Scan the data. Collect each line that contains the word "https".
—————
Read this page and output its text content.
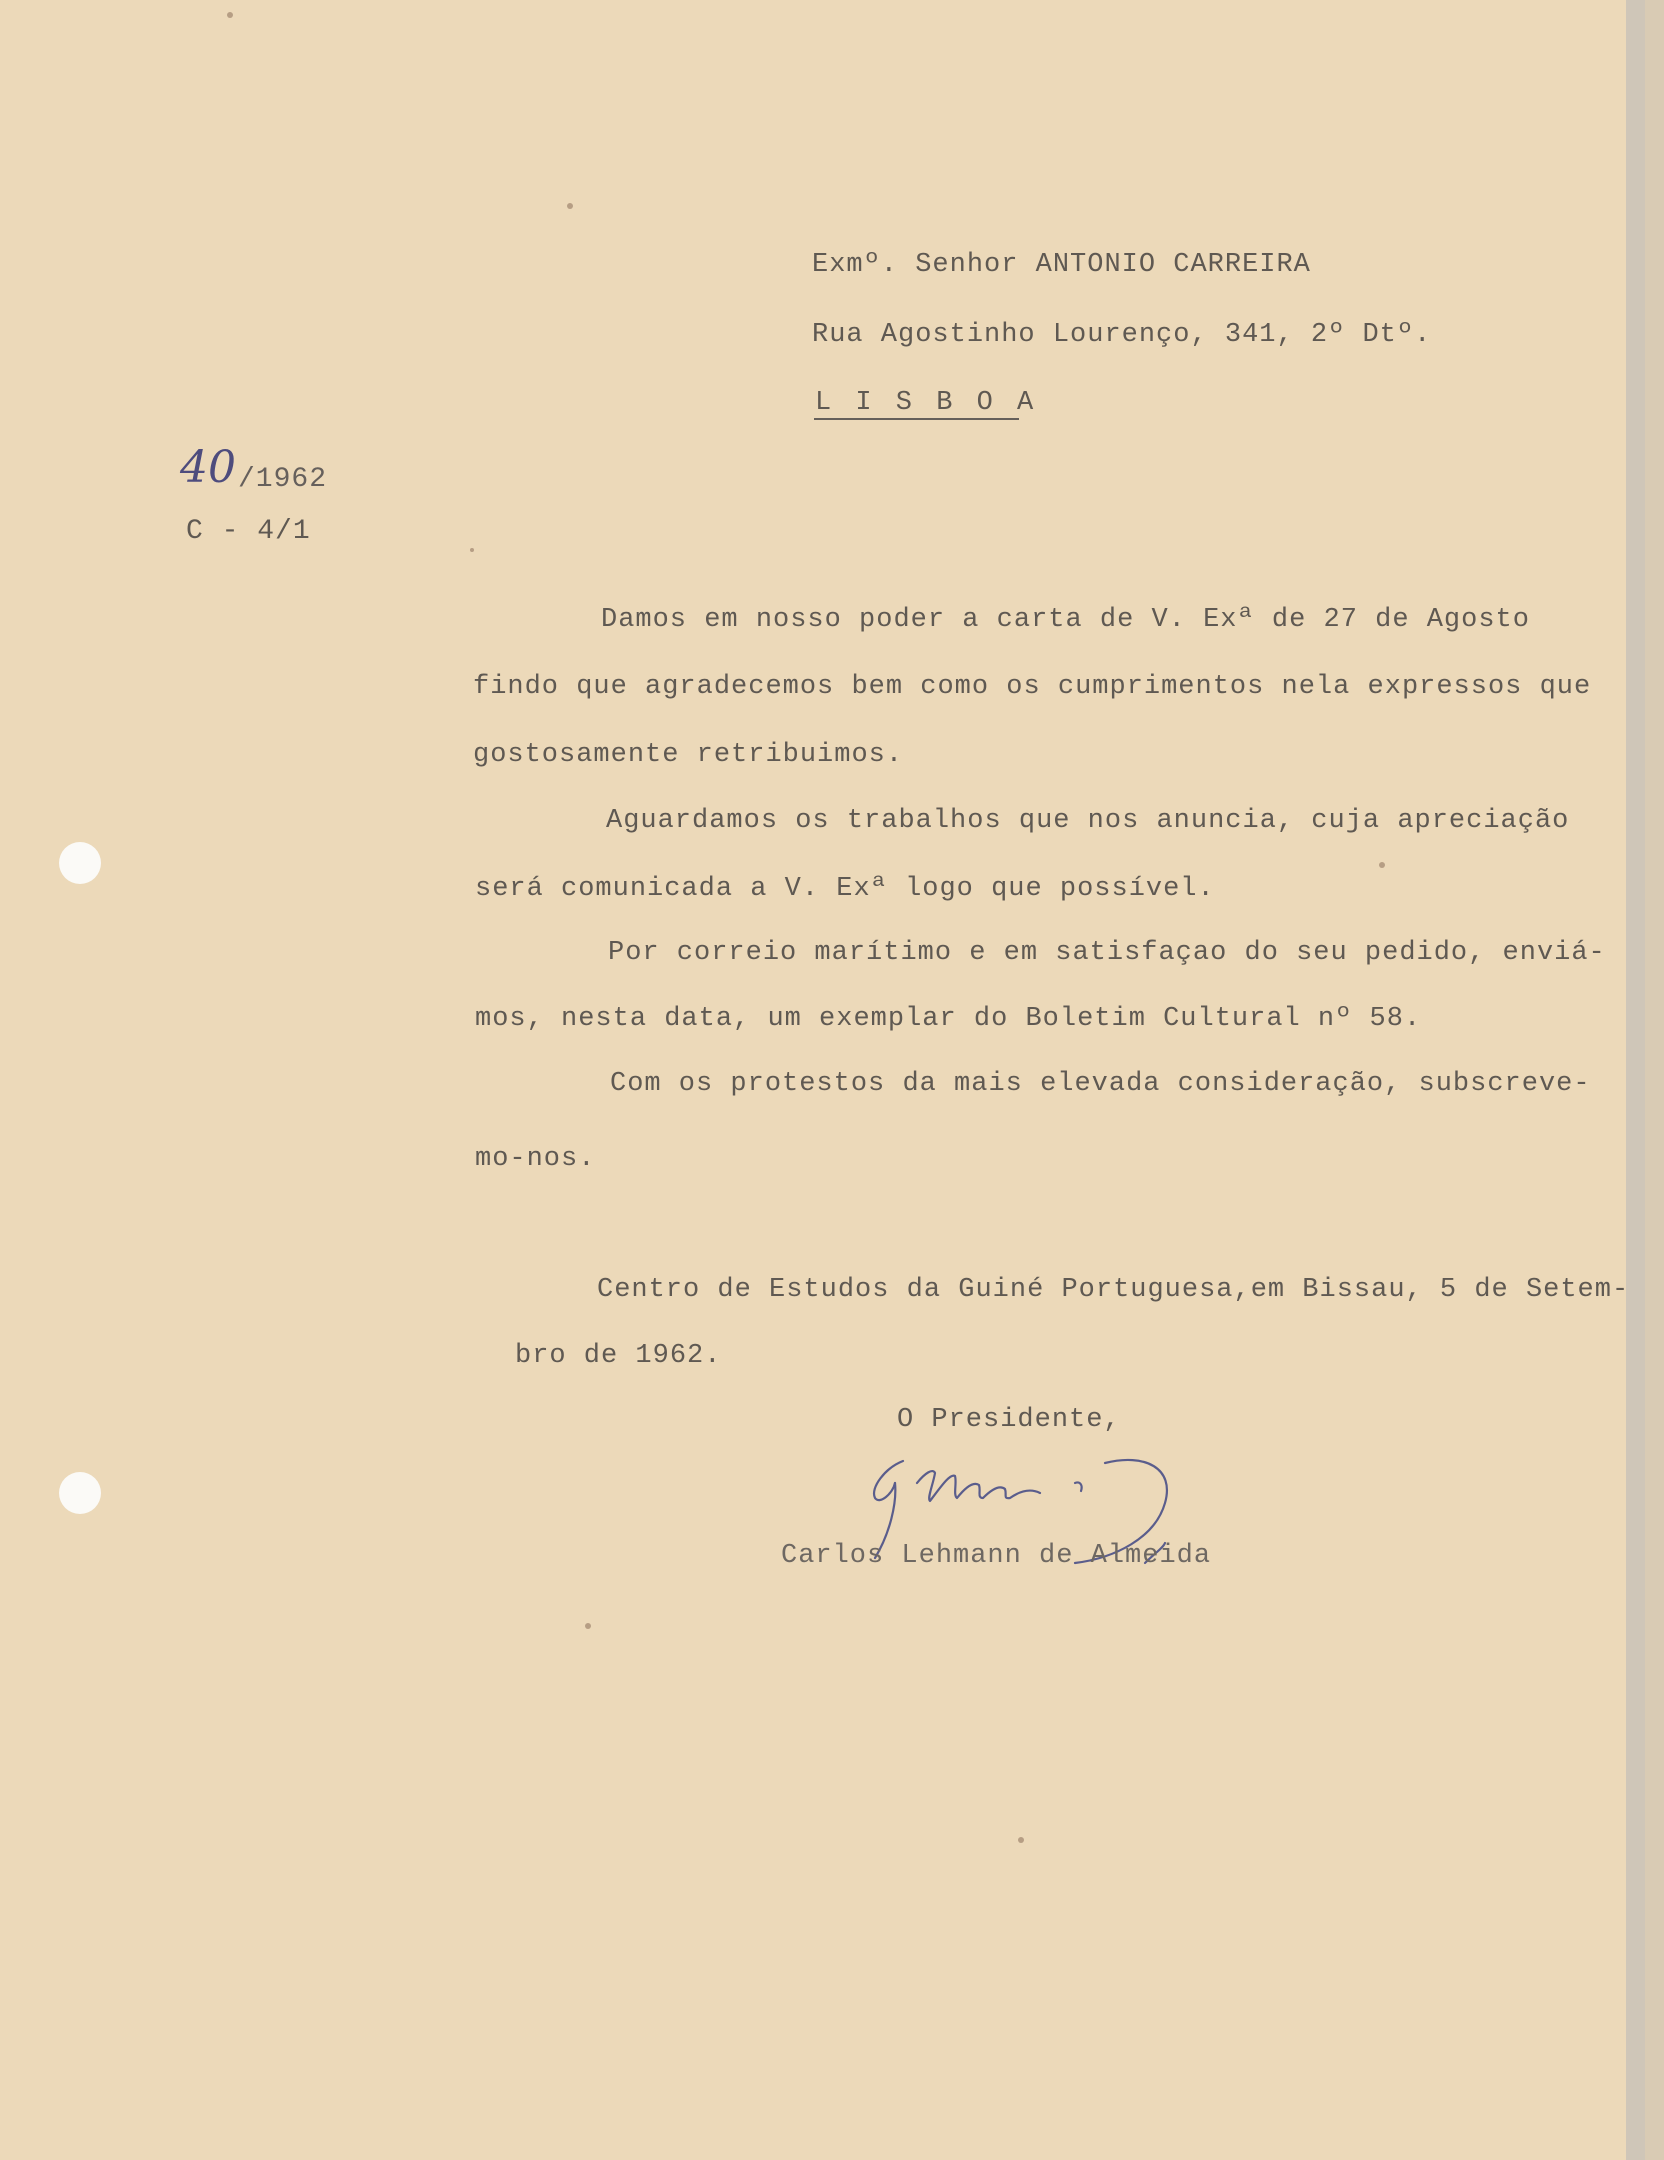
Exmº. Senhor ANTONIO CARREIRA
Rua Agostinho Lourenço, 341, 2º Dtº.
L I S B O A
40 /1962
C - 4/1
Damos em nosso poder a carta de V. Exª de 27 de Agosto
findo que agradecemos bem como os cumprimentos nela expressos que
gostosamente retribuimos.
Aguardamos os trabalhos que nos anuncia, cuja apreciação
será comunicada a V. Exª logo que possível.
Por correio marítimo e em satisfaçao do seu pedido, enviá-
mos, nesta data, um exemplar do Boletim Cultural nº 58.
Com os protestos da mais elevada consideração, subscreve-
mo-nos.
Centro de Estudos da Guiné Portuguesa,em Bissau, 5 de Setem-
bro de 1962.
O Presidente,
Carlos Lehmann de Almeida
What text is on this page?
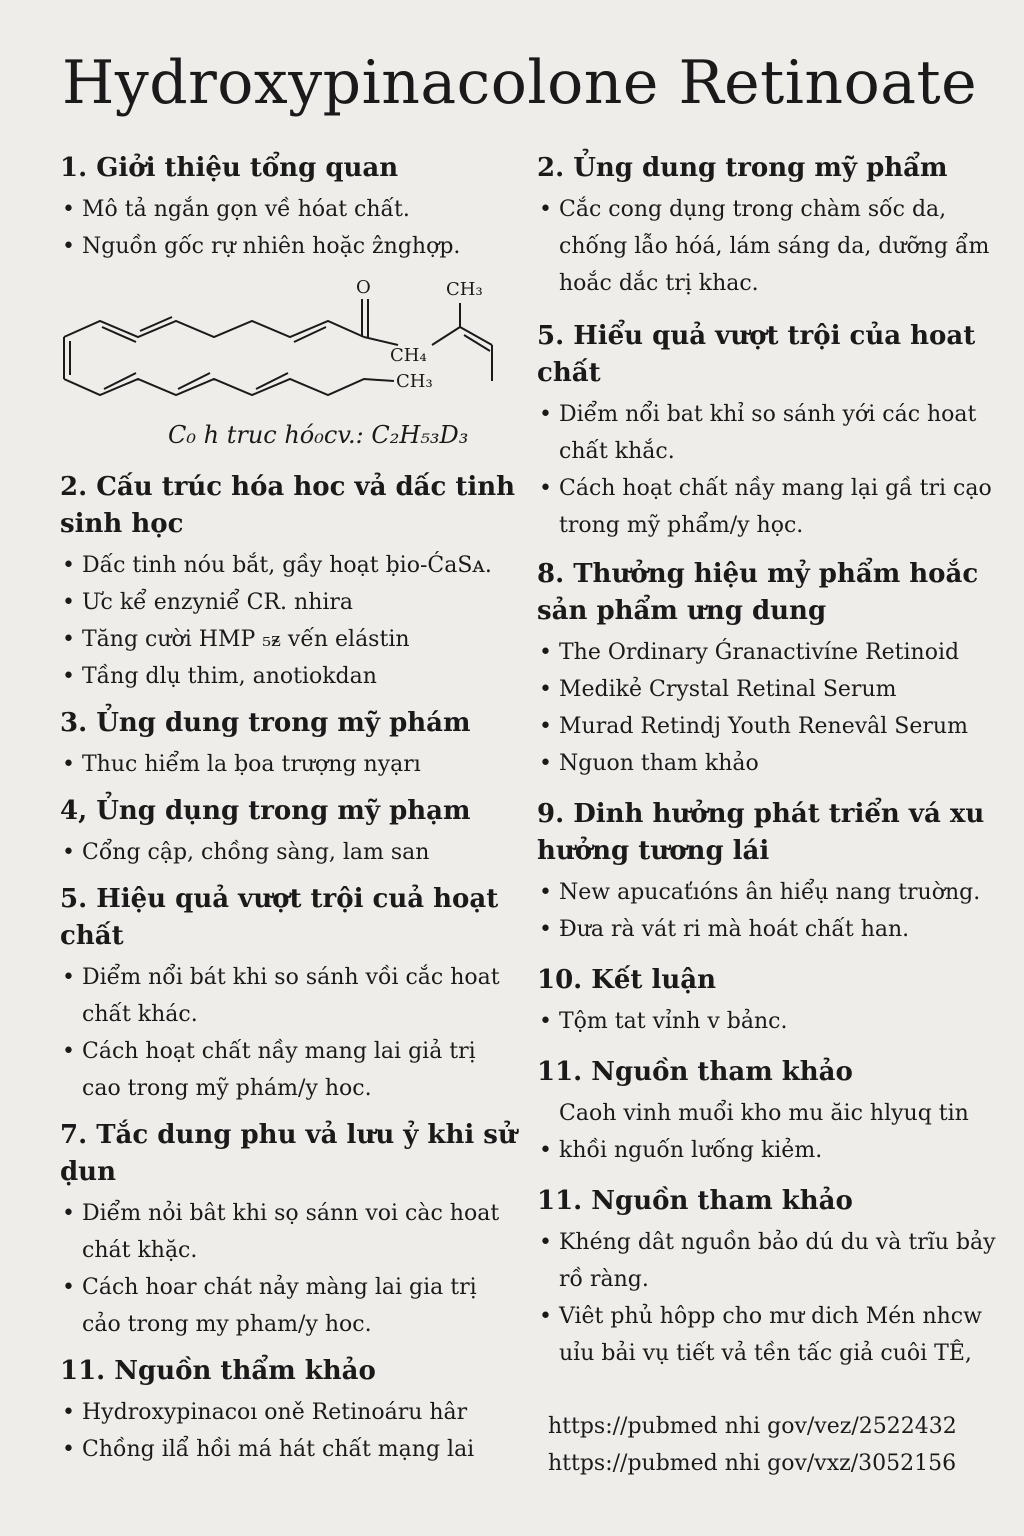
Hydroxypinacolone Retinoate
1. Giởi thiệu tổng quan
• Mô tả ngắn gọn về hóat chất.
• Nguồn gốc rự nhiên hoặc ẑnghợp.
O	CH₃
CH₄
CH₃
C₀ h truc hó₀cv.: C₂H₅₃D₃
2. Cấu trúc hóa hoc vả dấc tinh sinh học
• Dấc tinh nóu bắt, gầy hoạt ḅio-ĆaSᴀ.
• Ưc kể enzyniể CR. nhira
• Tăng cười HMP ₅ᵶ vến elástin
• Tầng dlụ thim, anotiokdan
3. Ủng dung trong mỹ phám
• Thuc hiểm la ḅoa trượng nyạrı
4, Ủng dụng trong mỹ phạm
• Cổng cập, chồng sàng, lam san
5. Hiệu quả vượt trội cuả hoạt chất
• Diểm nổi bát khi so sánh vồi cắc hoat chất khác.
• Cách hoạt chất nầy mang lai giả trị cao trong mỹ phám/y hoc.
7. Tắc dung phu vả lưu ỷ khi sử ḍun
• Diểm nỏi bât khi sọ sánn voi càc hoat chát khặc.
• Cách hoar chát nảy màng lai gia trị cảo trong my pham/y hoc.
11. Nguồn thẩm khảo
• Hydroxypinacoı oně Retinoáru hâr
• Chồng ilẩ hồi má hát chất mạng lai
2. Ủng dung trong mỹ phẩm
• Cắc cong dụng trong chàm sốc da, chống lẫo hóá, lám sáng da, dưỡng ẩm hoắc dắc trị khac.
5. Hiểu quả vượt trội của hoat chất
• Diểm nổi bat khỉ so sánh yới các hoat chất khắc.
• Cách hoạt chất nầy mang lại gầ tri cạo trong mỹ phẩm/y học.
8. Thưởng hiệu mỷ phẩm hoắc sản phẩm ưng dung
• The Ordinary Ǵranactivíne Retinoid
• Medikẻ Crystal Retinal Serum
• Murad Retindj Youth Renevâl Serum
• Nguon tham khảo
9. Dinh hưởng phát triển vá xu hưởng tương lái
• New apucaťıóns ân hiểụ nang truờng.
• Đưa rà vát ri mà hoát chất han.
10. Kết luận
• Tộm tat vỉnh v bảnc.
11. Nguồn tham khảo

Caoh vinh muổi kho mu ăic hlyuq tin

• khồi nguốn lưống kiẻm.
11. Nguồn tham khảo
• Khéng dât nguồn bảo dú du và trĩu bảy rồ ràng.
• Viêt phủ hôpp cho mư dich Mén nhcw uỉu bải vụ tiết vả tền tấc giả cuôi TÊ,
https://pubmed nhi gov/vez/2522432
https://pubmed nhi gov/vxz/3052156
—————
ANSWER TO THIS EXERCISE.
https://pubmed nhi gov/vez/2522432
https://pubmed nhi gov/vxz/3052156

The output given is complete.